Show every line that has the string "JSON" in it.

Records for the task
+---+

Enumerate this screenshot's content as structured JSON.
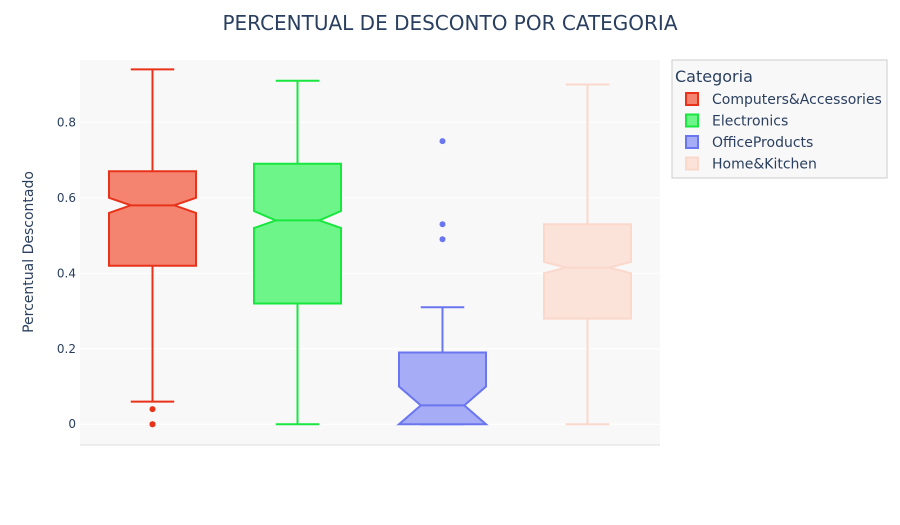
{
  "chart_data": {
    "type": "box",
    "title": "PERCENTUAL DE DESCONTO POR CATEGORIA",
    "ylabel": "Percentual Descontado",
    "xlabel": "",
    "ylim": [
      -0.055,
      0.965
    ],
    "yticks": [
      0,
      0.2,
      0.4,
      0.6,
      0.8
    ],
    "ytick_labels": [
      "0",
      "0.2",
      "0.4",
      "0.6",
      "0.8"
    ],
    "notched": true,
    "grid": true,
    "legend": {
      "title": "Categoria",
      "placement": "right"
    },
    "series": [
      {
        "name": "Computers&Accessories",
        "color": "#e8331a",
        "fill": "#f4836f",
        "min": 0.06,
        "q1": 0.42,
        "median": 0.58,
        "q3": 0.67,
        "max": 0.94,
        "notch_low": 0.56,
        "notch_high": 0.6,
        "outliers": [
          0.04,
          0.0,
          0.0
        ]
      },
      {
        "name": "Electronics",
        "color": "#19e63f",
        "fill": "#6ef58a",
        "min": 0.0,
        "q1": 0.32,
        "median": 0.54,
        "q3": 0.69,
        "max": 0.91,
        "notch_low": 0.52,
        "notch_high": 0.565,
        "outliers": []
      },
      {
        "name": "OfficeProducts",
        "color": "#6a76f0",
        "fill": "#a6acf5",
        "min": 0.0,
        "q1": 0.0,
        "median": 0.05,
        "q3": 0.19,
        "max": 0.31,
        "notch_low": 0.0,
        "notch_high": 0.1,
        "outliers": [
          0.49,
          0.53,
          0.75
        ]
      },
      {
        "name": "Home&Kitchen",
        "color": "#fbd8cb",
        "fill": "#fbe3da",
        "min": 0.0,
        "q1": 0.28,
        "median": 0.415,
        "q3": 0.53,
        "max": 0.9,
        "notch_low": 0.4,
        "notch_high": 0.43,
        "outliers": []
      }
    ]
  }
}
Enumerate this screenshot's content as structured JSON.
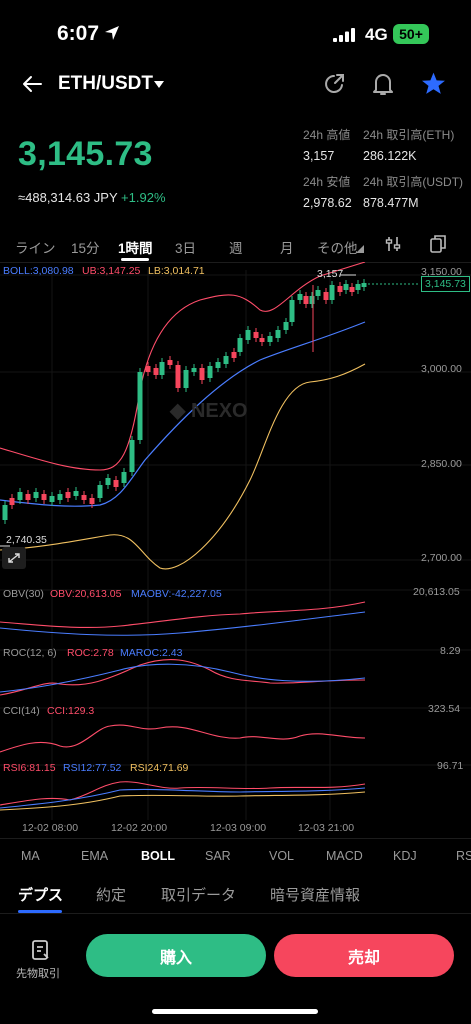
{
  "status": {
    "time": "6:07",
    "network": "4G",
    "battery": "50+"
  },
  "header": {
    "pair": "ETH/USDT"
  },
  "price": {
    "last": "3,145.73",
    "jpy": "≈488,314.63 JPY",
    "change": "+1.92%"
  },
  "stats": {
    "high_label": "24h 高値",
    "high": "3,157",
    "vol_eth_label": "24h 取引高(ETH)",
    "vol_eth": "286.122K",
    "low_label": "24h 安値",
    "low": "2,978.62",
    "vol_usdt_label": "24h 取引高(USDT)",
    "vol_usdt": "878.477M"
  },
  "timeframes": [
    "ライン",
    "15分",
    "1時間",
    "3日",
    "週",
    "月",
    "その他"
  ],
  "active_timeframe": "1時間",
  "legend": {
    "boll": "BOLL:3,080.98",
    "ub": "UB:3,147.25",
    "lb": "LB:3,014.71",
    "obv_name": "OBV(30)",
    "obv": "OBV:20,613.05",
    "maobv": "MAOBV:-42,227.05",
    "roc_name": "ROC(12, 6)",
    "roc": "ROC:2.78",
    "maroc": "MAROC:2.43",
    "cci_name": "CCI(14)",
    "cci": "CCI:129.3",
    "rsi6": "RSI6:81.15",
    "rsi12": "RSI12:77.52",
    "rsi24": "RSI24:71.69"
  },
  "axis": {
    "price_ticks": [
      "3,150.00",
      "3,000.00",
      "2,850.00",
      "2,700.00"
    ],
    "obv_top": "20,613.05",
    "roc_top": "8.29",
    "cci_top": "323.54",
    "rsi_top": "96.71",
    "time_ticks": [
      "12-02 08:00",
      "12-02 20:00",
      "12-03 09:00",
      "12-03 21:00"
    ],
    "high_marker": "3,157",
    "low_marker": "2,740.35",
    "last_tag": "3,145.73"
  },
  "indicators": [
    "MA",
    "EMA",
    "BOLL",
    "SAR",
    "VOL",
    "MACD",
    "KDJ",
    "RS"
  ],
  "active_indicator": "BOLL",
  "sections": [
    "デプス",
    "約定",
    "取引データ",
    "暗号資産情報"
  ],
  "bottom": {
    "futures": "先物取引",
    "buy": "購入",
    "sell": "売却"
  },
  "colors": {
    "up": "#2ebd85",
    "down": "#f6465d",
    "accent": "#2d6bff"
  }
}
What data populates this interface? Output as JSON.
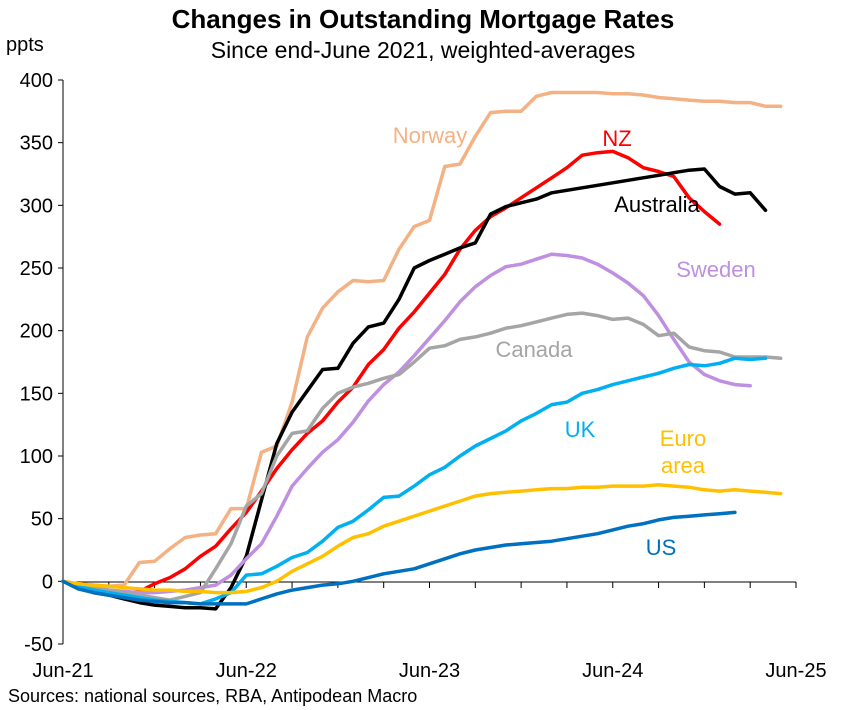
{
  "chart_data": {
    "type": "line",
    "title": "Changes in Outstanding Mortgage Rates",
    "subtitle": "Since end-June 2021, weighted-averages",
    "ylabel": "ppts",
    "xlabel": "",
    "source": "Sources: national sources, RBA, Antipodean Macro",
    "ylim": [
      -50,
      400
    ],
    "yticks": [
      "-50",
      "0",
      "50",
      "100",
      "150",
      "200",
      "250",
      "300",
      "350",
      "400"
    ],
    "x_range_months": [
      0,
      48
    ],
    "xticks": [
      {
        "label": "Jun-21",
        "month": 0
      },
      {
        "label": "Jun-22",
        "month": 12
      },
      {
        "label": "Jun-23",
        "month": 24
      },
      {
        "label": "Jun-24",
        "month": 36
      },
      {
        "label": "Jun-25",
        "month": 48
      }
    ],
    "series": [
      {
        "name": "Norway",
        "label": "Norway",
        "color": "#F4B183",
        "stroke": 3.5,
        "values": [
          0,
          -2,
          -3,
          -4,
          -3,
          15,
          16,
          26,
          35,
          37,
          38,
          58,
          58,
          103,
          108,
          143,
          195,
          218,
          231,
          240,
          239,
          240,
          265,
          283,
          288,
          331,
          333,
          355,
          374,
          375,
          375,
          387,
          390,
          390,
          390,
          390,
          389,
          389,
          388,
          386,
          385,
          384,
          383,
          383,
          382,
          382,
          379,
          379
        ]
      },
      {
        "name": "NZ",
        "label": "NZ",
        "color": "#FF0000",
        "stroke": 3.5,
        "values": [
          0,
          -5,
          -8,
          -11,
          -10,
          -8,
          -2,
          3,
          10,
          20,
          28,
          42,
          55,
          72,
          90,
          105,
          118,
          128,
          143,
          155,
          173,
          185,
          202,
          215,
          230,
          245,
          265,
          280,
          291,
          298,
          306,
          314,
          322,
          330,
          340,
          342,
          343,
          338,
          330,
          327,
          323,
          306,
          295,
          285
        ]
      },
      {
        "name": "Australia",
        "label": "Australia",
        "color": "#000000",
        "stroke": 3.5,
        "values": [
          0,
          -5,
          -9,
          -11,
          -14,
          -17,
          -19,
          -20,
          -21,
          -21,
          -22,
          -5,
          20,
          65,
          110,
          135,
          152,
          169,
          170,
          190,
          203,
          206,
          225,
          250,
          256,
          261,
          266,
          270,
          293,
          299,
          302,
          305,
          310,
          312,
          314,
          316,
          318,
          320,
          322,
          324,
          326,
          328,
          329,
          315,
          309,
          310,
          296
        ]
      },
      {
        "name": "Sweden",
        "label": "Sweden",
        "color": "#BF8FE0",
        "stroke": 3.5,
        "values": [
          0,
          -3,
          -5,
          -7,
          -8,
          -9,
          -9,
          -8,
          -7,
          -5,
          -3,
          5,
          18,
          30,
          52,
          76,
          90,
          103,
          113,
          127,
          144,
          157,
          167,
          180,
          194,
          208,
          223,
          235,
          244,
          251,
          253,
          257,
          261,
          260,
          258,
          253,
          246,
          238,
          228,
          212,
          193,
          175,
          165,
          160,
          157,
          156
        ]
      },
      {
        "name": "Canada",
        "label": "Canada",
        "color": "#A5A5A5",
        "stroke": 3.5,
        "values": [
          0,
          -3,
          -5,
          -7,
          -9,
          -11,
          -13,
          -15,
          -12,
          -9,
          10,
          30,
          60,
          70,
          100,
          118,
          120,
          138,
          150,
          155,
          158,
          162,
          165,
          175,
          186,
          188,
          193,
          195,
          198,
          202,
          204,
          207,
          210,
          213,
          214,
          212,
          209,
          210,
          205,
          196,
          198,
          187,
          184,
          183,
          179,
          179,
          179,
          178
        ]
      },
      {
        "name": "UK",
        "label": "UK",
        "color": "#00B0F0",
        "stroke": 3.5,
        "values": [
          0,
          -4,
          -7,
          -9,
          -11,
          -13,
          -15,
          -16,
          -17,
          -18,
          -14,
          -9,
          5,
          6,
          12,
          19,
          23,
          32,
          43,
          48,
          57,
          67,
          68,
          76,
          85,
          91,
          100,
          108,
          114,
          120,
          128,
          134,
          141,
          143,
          150,
          153,
          157,
          160,
          163,
          166,
          170,
          173,
          172,
          174,
          178,
          177,
          178
        ]
      },
      {
        "name": "Euro area",
        "label": "Euro\narea",
        "color": "#FFC000",
        "stroke": 3.5,
        "values": [
          0,
          -2,
          -3,
          -4,
          -5,
          -6,
          -7,
          -7,
          -8,
          -8,
          -9,
          -9,
          -8,
          -5,
          0,
          8,
          14,
          20,
          28,
          35,
          38,
          44,
          48,
          52,
          56,
          60,
          64,
          68,
          70,
          71,
          72,
          73,
          74,
          74,
          75,
          75,
          76,
          76,
          76,
          77,
          76,
          75,
          73,
          72,
          73,
          72,
          71,
          70
        ]
      },
      {
        "name": "US",
        "label": "US",
        "color": "#0070C0",
        "stroke": 3.5,
        "values": [
          0,
          -6,
          -9,
          -11,
          -13,
          -15,
          -16,
          -17,
          -17,
          -18,
          -18,
          -18,
          -18,
          -14,
          -10,
          -7,
          -5,
          -3,
          -2,
          0,
          3,
          6,
          8,
          10,
          14,
          18,
          22,
          25,
          27,
          29,
          30,
          31,
          32,
          34,
          36,
          38,
          41,
          44,
          46,
          49,
          51,
          52,
          53,
          54,
          55
        ]
      }
    ]
  }
}
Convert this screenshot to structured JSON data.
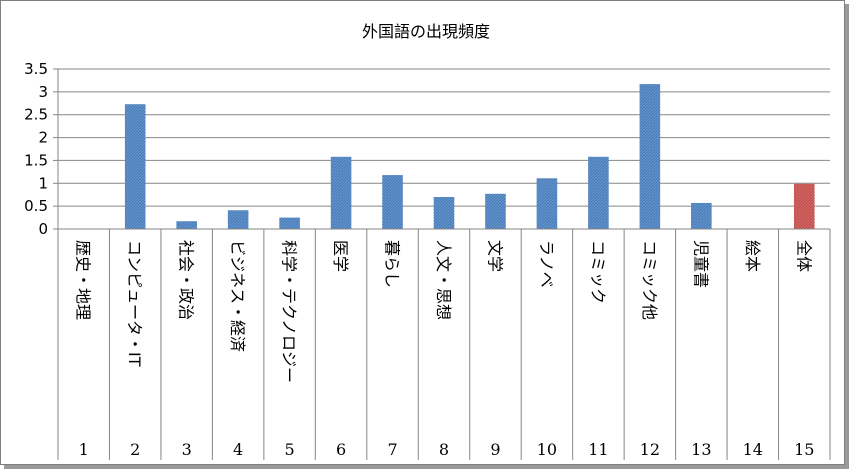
{
  "chart_data": {
    "type": "bar",
    "title": "外国語の出現頻度",
    "xlabel": "",
    "ylabel": "",
    "ylim": [
      0,
      3.5
    ],
    "yticks": [
      "0",
      "0.5",
      "1",
      "1.5",
      "2",
      "2.5",
      "3",
      "3.5"
    ],
    "grid": true,
    "legend": "none",
    "categories": [
      {
        "num": "1",
        "label": "歴史・地理"
      },
      {
        "num": "2",
        "label": "コンピュータ・IT"
      },
      {
        "num": "3",
        "label": "社会・政治"
      },
      {
        "num": "4",
        "label": "ビジネス・経済"
      },
      {
        "num": "5",
        "label": "科学・テクノロジー"
      },
      {
        "num": "6",
        "label": "医学"
      },
      {
        "num": "7",
        "label": "暮らし"
      },
      {
        "num": "8",
        "label": "人文・思想"
      },
      {
        "num": "9",
        "label": "文学"
      },
      {
        "num": "10",
        "label": "ラノベ"
      },
      {
        "num": "11",
        "label": "コミック"
      },
      {
        "num": "12",
        "label": "コミック他"
      },
      {
        "num": "13",
        "label": "児童書"
      },
      {
        "num": "14",
        "label": "絵本"
      },
      {
        "num": "15",
        "label": "全体"
      }
    ],
    "values": [
      0,
      2.73,
      0.17,
      0.41,
      0.25,
      1.58,
      1.18,
      0.7,
      0.77,
      1.11,
      1.58,
      3.17,
      0.57,
      0,
      0.99
    ],
    "colors": {
      "bar": "#4a7ebb",
      "highlight": "#c0504d",
      "grid": "#868686"
    },
    "highlight_index": 14
  }
}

+---+

Exercise response
Enumerate this screenshot's content as structured JSON.
Enumerate this screenshot's content as structured JSON.
What data populates this interface? Output as JSON.
Convert this screenshot to structured JSON data.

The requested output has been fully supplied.